WHAT YOU NEED TO DO ::
Count how many lines mention the word "charbon". Write that number alone.

GIVEN RECORDS ::

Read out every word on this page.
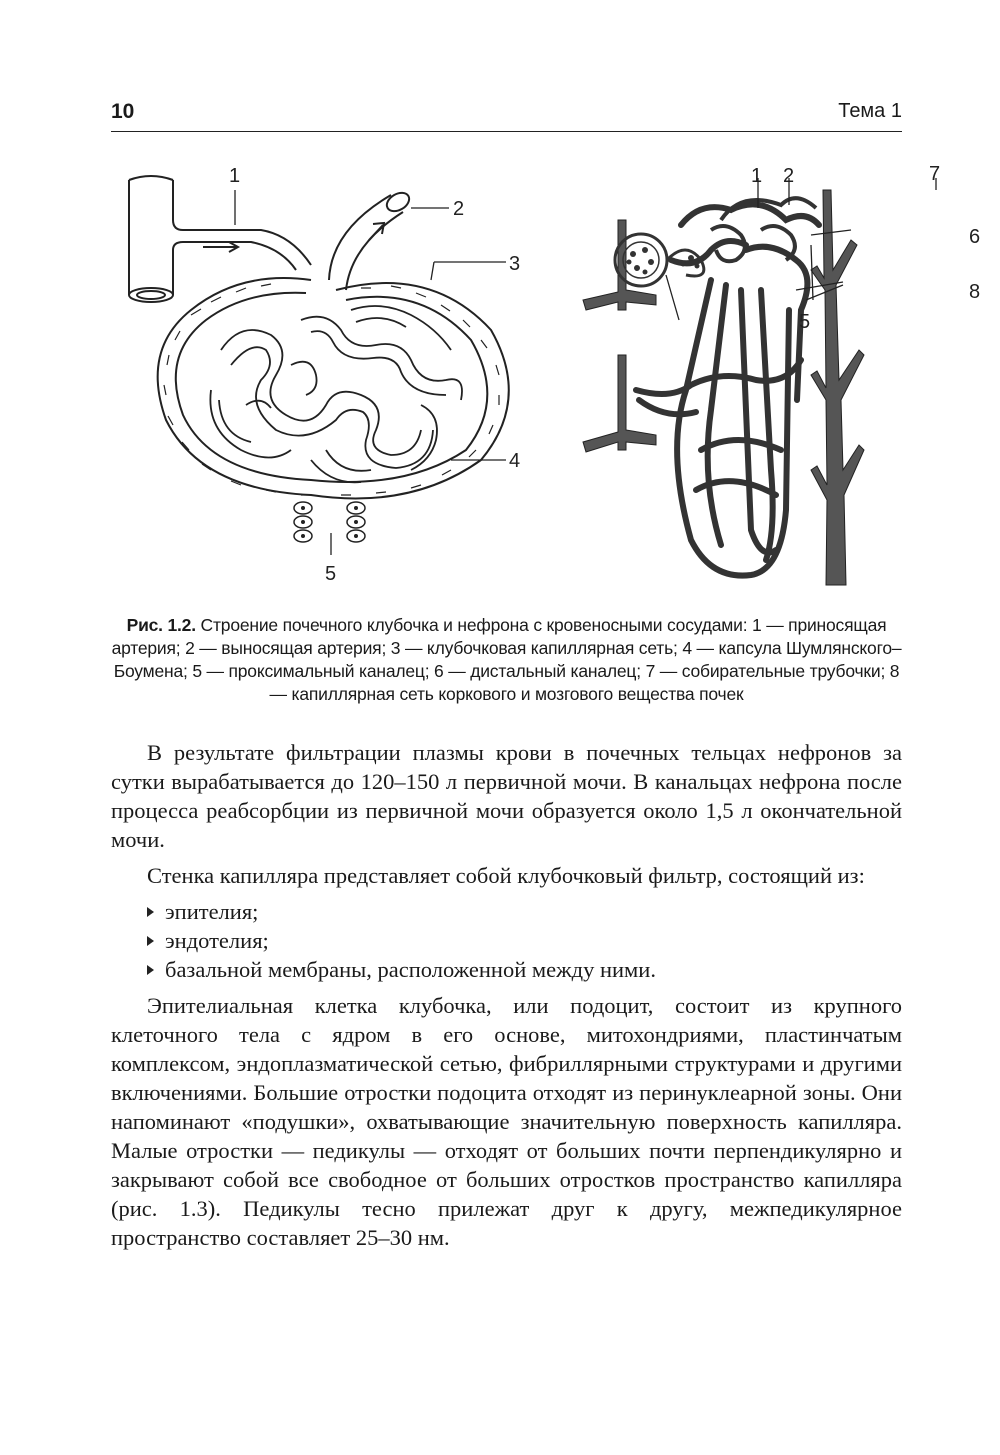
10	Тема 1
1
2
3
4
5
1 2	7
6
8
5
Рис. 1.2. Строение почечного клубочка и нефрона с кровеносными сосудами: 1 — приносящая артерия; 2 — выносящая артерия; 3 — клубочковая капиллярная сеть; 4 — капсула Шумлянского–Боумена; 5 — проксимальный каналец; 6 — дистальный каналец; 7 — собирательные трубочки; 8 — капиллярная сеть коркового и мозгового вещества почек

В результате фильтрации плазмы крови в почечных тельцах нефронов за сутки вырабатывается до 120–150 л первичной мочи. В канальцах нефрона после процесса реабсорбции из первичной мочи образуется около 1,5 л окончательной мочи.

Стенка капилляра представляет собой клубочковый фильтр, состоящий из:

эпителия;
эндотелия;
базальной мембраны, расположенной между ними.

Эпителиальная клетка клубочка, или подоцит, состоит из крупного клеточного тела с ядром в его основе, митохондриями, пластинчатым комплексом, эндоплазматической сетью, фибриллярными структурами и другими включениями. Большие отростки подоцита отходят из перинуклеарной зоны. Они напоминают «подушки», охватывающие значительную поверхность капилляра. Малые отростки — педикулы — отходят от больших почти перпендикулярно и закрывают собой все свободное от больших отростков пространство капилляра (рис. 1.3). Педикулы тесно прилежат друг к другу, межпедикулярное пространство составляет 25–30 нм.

...

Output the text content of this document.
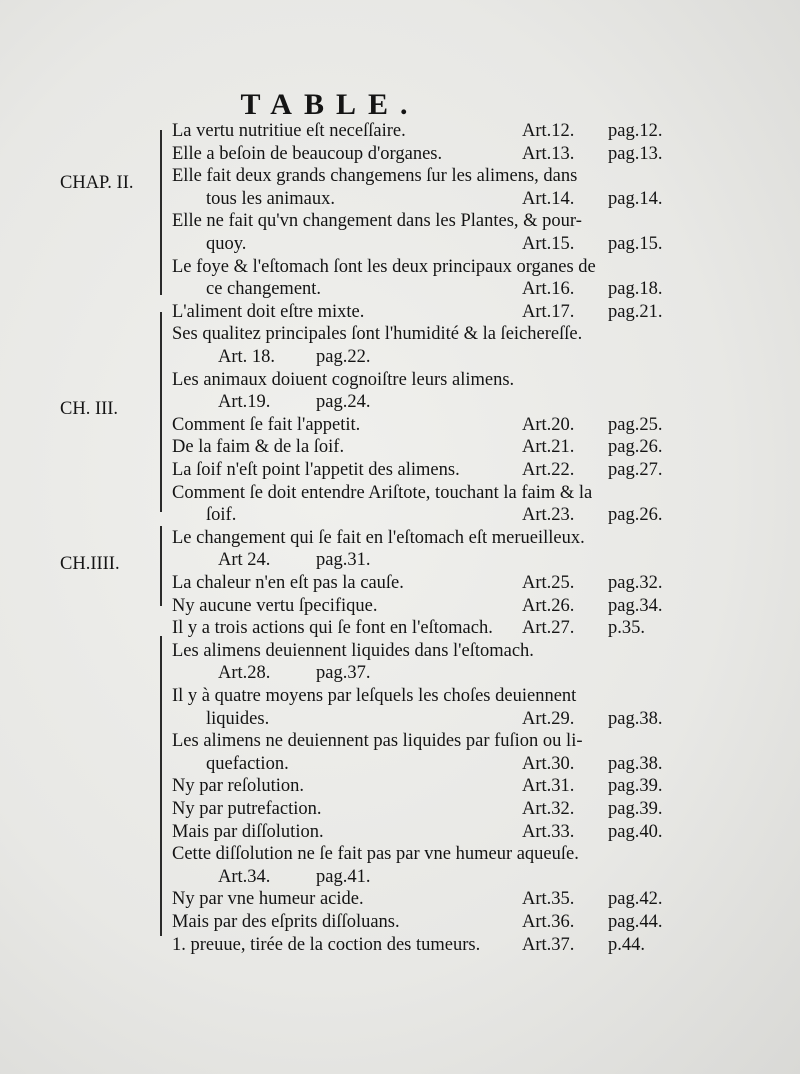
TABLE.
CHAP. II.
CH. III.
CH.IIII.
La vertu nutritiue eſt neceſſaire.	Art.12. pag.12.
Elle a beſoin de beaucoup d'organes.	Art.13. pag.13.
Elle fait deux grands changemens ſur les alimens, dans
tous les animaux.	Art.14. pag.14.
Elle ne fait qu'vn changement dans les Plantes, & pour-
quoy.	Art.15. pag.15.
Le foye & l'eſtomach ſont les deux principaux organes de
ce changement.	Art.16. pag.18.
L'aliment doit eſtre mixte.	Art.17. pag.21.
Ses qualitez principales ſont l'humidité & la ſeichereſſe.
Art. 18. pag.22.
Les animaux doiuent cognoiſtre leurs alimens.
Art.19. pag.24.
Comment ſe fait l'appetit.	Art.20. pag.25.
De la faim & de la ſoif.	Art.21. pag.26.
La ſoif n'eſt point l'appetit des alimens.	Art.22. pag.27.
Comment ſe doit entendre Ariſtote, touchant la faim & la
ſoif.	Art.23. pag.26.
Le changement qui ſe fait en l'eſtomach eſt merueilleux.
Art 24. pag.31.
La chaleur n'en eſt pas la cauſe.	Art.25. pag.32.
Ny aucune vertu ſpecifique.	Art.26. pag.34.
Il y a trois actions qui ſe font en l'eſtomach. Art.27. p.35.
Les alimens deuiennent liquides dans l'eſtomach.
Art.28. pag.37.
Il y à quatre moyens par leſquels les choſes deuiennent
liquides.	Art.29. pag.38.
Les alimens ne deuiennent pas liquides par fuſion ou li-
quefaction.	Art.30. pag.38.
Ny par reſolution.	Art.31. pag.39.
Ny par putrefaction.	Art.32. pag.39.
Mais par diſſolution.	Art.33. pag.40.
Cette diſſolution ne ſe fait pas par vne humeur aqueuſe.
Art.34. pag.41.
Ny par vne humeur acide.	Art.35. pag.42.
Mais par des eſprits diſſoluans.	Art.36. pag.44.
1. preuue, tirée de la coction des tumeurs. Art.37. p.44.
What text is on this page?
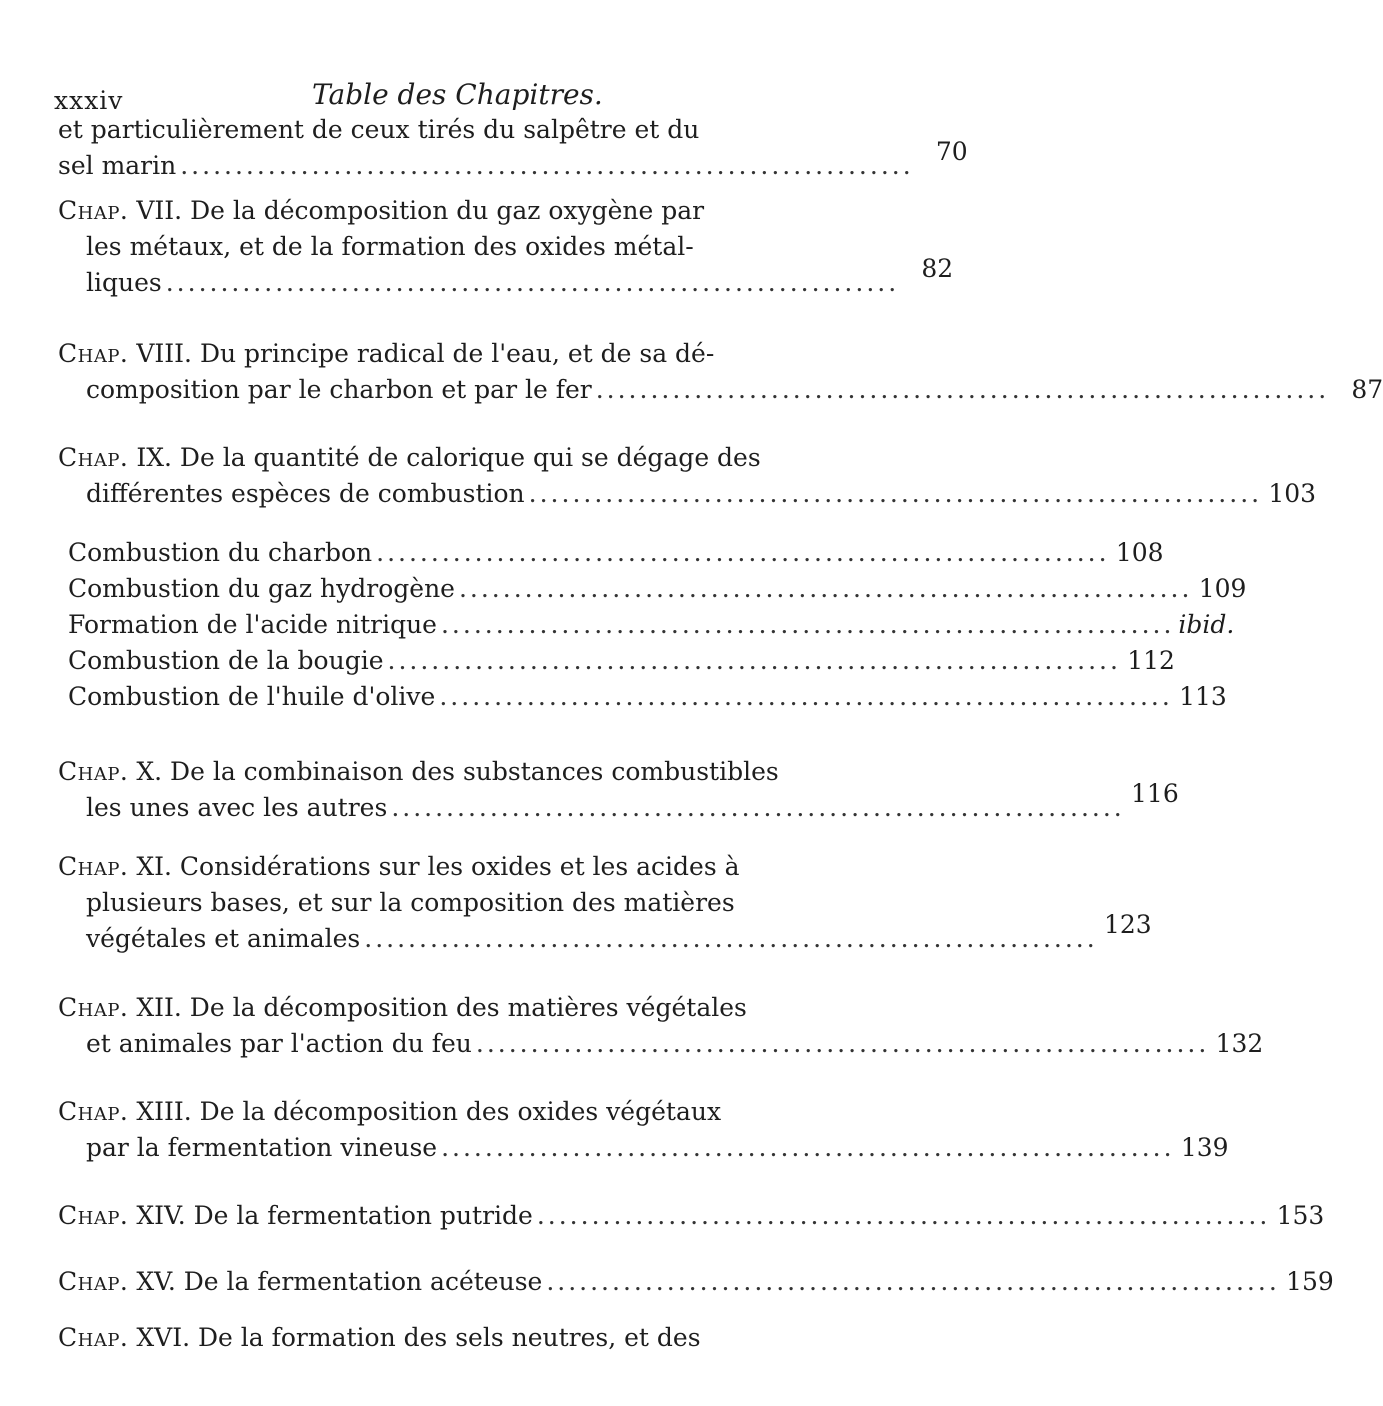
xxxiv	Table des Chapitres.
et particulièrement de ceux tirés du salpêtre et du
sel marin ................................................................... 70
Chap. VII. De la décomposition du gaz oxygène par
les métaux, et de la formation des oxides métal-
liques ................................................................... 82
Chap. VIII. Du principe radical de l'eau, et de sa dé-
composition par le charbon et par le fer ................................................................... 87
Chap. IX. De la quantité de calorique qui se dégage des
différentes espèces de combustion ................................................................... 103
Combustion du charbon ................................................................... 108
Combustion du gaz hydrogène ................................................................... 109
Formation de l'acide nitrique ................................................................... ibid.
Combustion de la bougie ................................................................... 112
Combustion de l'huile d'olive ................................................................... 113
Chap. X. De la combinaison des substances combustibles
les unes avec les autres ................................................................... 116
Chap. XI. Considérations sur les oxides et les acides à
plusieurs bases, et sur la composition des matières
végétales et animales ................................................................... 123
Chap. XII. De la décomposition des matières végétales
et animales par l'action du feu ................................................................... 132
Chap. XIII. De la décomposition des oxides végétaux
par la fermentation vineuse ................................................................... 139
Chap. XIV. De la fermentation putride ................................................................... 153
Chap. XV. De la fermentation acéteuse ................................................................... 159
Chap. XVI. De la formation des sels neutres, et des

---

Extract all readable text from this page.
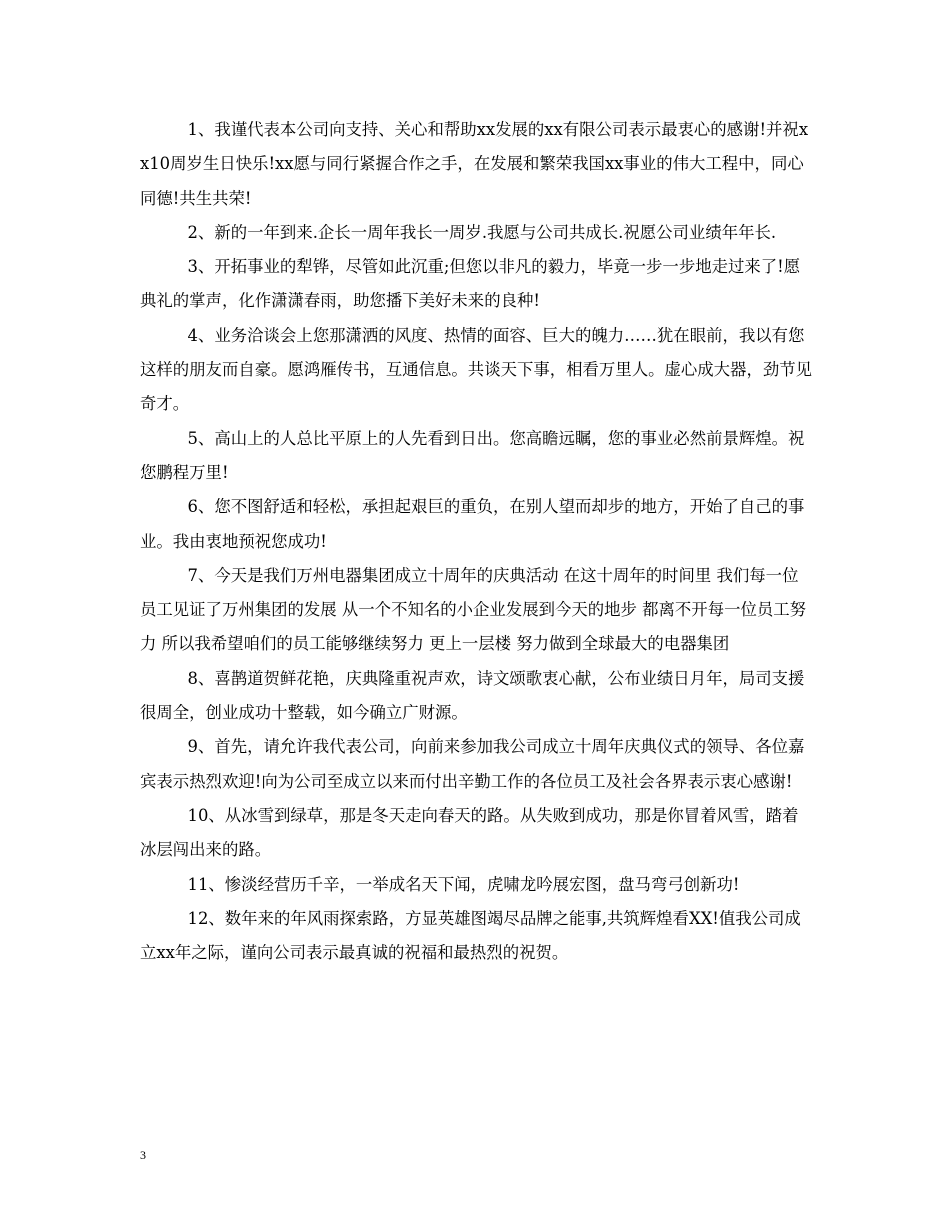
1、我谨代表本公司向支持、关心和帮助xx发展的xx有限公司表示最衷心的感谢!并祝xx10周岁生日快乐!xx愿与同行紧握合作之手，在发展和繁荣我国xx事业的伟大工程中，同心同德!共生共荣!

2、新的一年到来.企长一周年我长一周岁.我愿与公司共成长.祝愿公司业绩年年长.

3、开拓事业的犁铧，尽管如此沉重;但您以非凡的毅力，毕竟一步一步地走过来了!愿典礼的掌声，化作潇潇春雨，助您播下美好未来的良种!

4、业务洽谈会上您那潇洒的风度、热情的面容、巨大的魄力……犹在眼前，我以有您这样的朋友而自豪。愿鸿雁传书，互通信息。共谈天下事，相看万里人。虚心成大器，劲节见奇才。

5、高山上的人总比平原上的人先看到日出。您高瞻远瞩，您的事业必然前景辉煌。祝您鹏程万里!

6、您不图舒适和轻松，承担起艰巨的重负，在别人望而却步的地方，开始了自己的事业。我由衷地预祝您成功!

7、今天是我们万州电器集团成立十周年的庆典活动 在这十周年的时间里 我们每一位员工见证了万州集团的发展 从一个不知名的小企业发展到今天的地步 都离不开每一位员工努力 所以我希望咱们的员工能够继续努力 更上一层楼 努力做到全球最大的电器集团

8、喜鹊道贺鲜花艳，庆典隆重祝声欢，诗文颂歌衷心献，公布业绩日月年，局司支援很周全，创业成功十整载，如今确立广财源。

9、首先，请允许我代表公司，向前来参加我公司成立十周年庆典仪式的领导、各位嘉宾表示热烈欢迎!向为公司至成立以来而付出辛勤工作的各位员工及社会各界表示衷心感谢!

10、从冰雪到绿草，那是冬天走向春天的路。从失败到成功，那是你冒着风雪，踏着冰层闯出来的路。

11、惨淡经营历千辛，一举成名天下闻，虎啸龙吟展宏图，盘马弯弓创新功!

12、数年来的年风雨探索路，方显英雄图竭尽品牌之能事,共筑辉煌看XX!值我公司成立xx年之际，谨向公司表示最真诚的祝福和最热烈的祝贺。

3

ANSWER FOR THE TASK ::
2